### Entries from a visual dataset
- - -

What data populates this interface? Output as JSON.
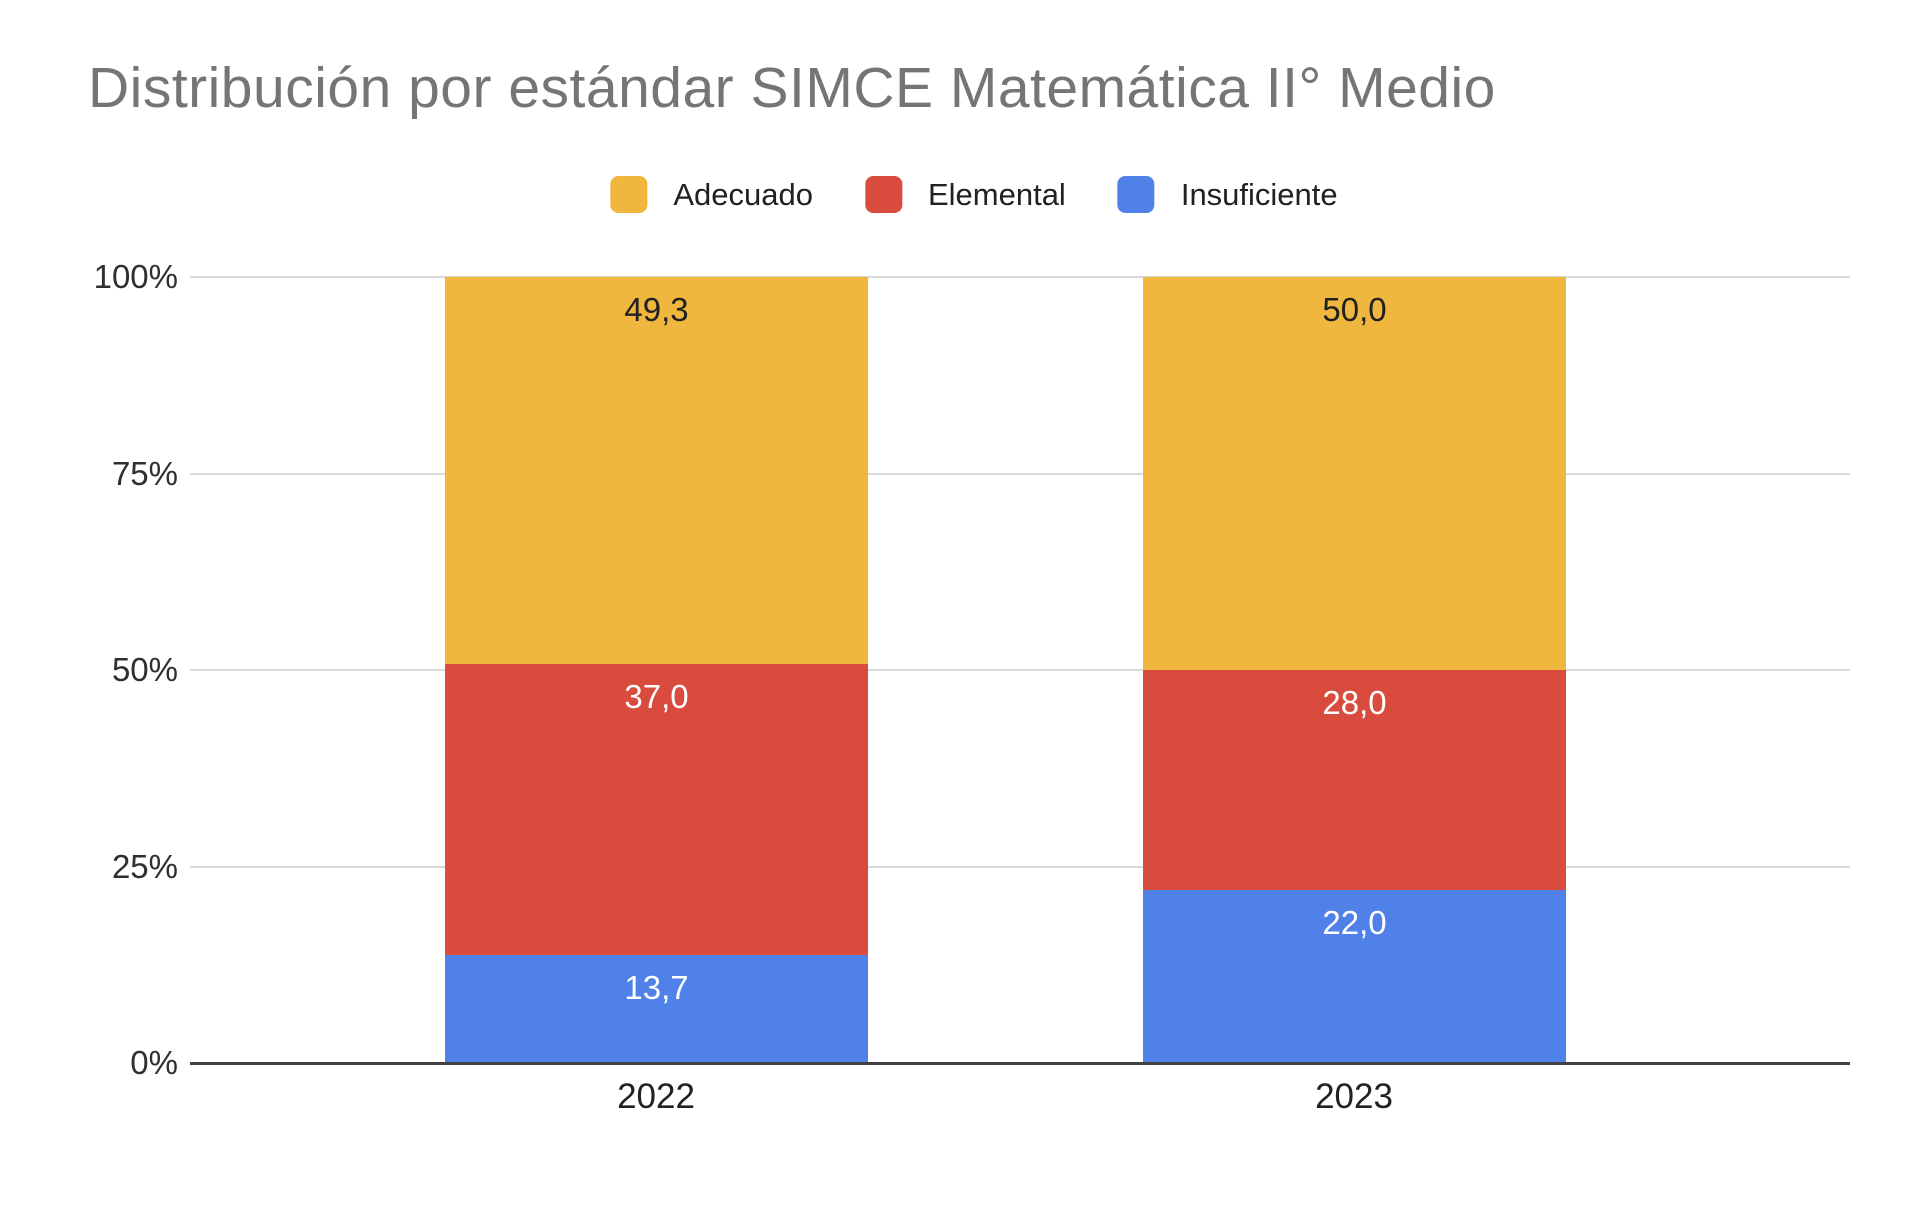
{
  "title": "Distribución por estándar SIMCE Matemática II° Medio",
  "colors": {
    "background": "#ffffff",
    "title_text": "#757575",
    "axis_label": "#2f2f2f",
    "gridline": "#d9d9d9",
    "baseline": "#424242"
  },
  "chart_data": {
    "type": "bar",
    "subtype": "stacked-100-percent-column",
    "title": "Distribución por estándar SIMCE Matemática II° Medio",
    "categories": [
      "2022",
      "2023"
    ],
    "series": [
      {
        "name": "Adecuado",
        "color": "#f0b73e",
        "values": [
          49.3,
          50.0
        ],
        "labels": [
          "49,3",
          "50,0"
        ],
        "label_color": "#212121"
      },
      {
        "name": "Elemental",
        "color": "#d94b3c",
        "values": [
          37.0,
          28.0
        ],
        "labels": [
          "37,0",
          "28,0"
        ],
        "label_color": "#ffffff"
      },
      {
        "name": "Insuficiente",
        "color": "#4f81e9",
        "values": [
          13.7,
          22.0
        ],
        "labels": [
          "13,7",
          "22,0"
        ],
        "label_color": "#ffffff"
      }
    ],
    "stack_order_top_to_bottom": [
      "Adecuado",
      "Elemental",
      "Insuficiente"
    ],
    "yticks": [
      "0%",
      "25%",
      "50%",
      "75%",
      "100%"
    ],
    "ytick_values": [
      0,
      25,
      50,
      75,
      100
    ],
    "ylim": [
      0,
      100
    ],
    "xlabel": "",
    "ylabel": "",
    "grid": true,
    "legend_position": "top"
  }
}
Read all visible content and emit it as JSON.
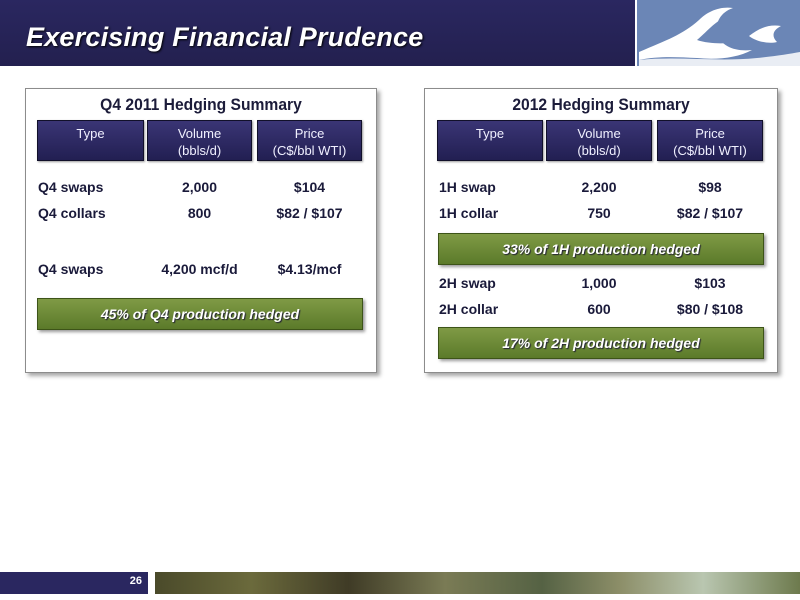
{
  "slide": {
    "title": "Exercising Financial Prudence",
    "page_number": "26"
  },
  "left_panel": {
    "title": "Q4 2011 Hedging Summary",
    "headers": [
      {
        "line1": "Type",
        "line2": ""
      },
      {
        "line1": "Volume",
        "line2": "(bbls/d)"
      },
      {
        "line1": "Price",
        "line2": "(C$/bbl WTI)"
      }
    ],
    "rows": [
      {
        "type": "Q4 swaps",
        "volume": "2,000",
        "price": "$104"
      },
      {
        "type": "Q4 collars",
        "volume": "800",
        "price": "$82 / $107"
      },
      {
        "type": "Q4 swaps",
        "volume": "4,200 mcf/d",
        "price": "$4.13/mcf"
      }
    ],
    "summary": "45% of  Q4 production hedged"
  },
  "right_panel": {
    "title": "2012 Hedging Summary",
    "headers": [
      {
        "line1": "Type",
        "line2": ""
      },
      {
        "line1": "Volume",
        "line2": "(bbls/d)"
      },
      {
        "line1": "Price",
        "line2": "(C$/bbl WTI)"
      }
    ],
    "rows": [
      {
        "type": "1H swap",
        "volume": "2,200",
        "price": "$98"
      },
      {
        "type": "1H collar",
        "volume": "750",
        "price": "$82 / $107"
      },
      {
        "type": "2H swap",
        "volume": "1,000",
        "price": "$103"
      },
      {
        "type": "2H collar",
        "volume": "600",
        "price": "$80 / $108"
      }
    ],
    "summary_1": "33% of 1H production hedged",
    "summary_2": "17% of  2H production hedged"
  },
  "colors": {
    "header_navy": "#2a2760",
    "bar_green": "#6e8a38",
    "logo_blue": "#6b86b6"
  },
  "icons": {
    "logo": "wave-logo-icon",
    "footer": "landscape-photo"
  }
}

- - -

### Requirements
The data above needs to be retyped exactly, with the images left out.

### Output of the exercise
What data populates this interface? Output as JSON.
{
  "title": "Distribución por estándar SIMCE Matemática II° Medio",
  "colors": {
    "background": "#ffffff",
    "title_text": "#757575",
    "axis_label": "#2f2f2f",
    "gridline": "#d9d9d9",
    "baseline": "#424242"
  },
  "chart_data": {
    "type": "bar",
    "subtype": "stacked-100-percent-column",
    "title": "Distribución por estándar SIMCE Matemática II° Medio",
    "categories": [
      "2022",
      "2023"
    ],
    "series": [
      {
        "name": "Adecuado",
        "color": "#f0b73e",
        "values": [
          49.3,
          50.0
        ],
        "labels": [
          "49,3",
          "50,0"
        ],
        "label_color": "#212121"
      },
      {
        "name": "Elemental",
        "color": "#d94b3c",
        "values": [
          37.0,
          28.0
        ],
        "labels": [
          "37,0",
          "28,0"
        ],
        "label_color": "#ffffff"
      },
      {
        "name": "Insuficiente",
        "color": "#4f81e9",
        "values": [
          13.7,
          22.0
        ],
        "labels": [
          "13,7",
          "22,0"
        ],
        "label_color": "#ffffff"
      }
    ],
    "stack_order_top_to_bottom": [
      "Adecuado",
      "Elemental",
      "Insuficiente"
    ],
    "yticks": [
      "0%",
      "25%",
      "50%",
      "75%",
      "100%"
    ],
    "ytick_values": [
      0,
      25,
      50,
      75,
      100
    ],
    "ylim": [
      0,
      100
    ],
    "xlabel": "",
    "ylabel": "",
    "grid": true,
    "legend_position": "top"
  }
}
Read all visible content and emit it as JSON.
{
  "slide": {
    "title": "Exercising Financial Prudence",
    "page_number": "26"
  },
  "left_panel": {
    "title": "Q4 2011 Hedging Summary",
    "headers": [
      {
        "line1": "Type",
        "line2": ""
      },
      {
        "line1": "Volume",
        "line2": "(bbls/d)"
      },
      {
        "line1": "Price",
        "line2": "(C$/bbl WTI)"
      }
    ],
    "rows": [
      {
        "type": "Q4 swaps",
        "volume": "2,000",
        "price": "$104"
      },
      {
        "type": "Q4 collars",
        "volume": "800",
        "price": "$82 / $107"
      },
      {
        "type": "Q4 swaps",
        "volume": "4,200 mcf/d",
        "price": "$4.13/mcf"
      }
    ],
    "summary": "45% of  Q4 production hedged"
  },
  "right_panel": {
    "title": "2012 Hedging Summary",
    "headers": [
      {
        "line1": "Type",
        "line2": ""
      },
      {
        "line1": "Volume",
        "line2": "(bbls/d)"
      },
      {
        "line1": "Price",
        "line2": "(C$/bbl WTI)"
      }
    ],
    "rows": [
      {
        "type": "1H swap",
        "volume": "2,200",
        "price": "$98"
      },
      {
        "type": "1H collar",
        "volume": "750",
        "price": "$82 / $107"
      },
      {
        "type": "2H swap",
        "volume": "1,000",
        "price": "$103"
      },
      {
        "type": "2H collar",
        "volume": "600",
        "price": "$80 / $108"
      }
    ],
    "summary_1": "33% of 1H production hedged",
    "summary_2": "17% of  2H production hedged"
  },
  "colors": {
    "header_navy": "#2a2760",
    "bar_green": "#6e8a38",
    "logo_blue": "#6b86b6"
  },
  "icons": {
    "logo": "wave-logo-icon",
    "footer": "landscape-photo"
  }
}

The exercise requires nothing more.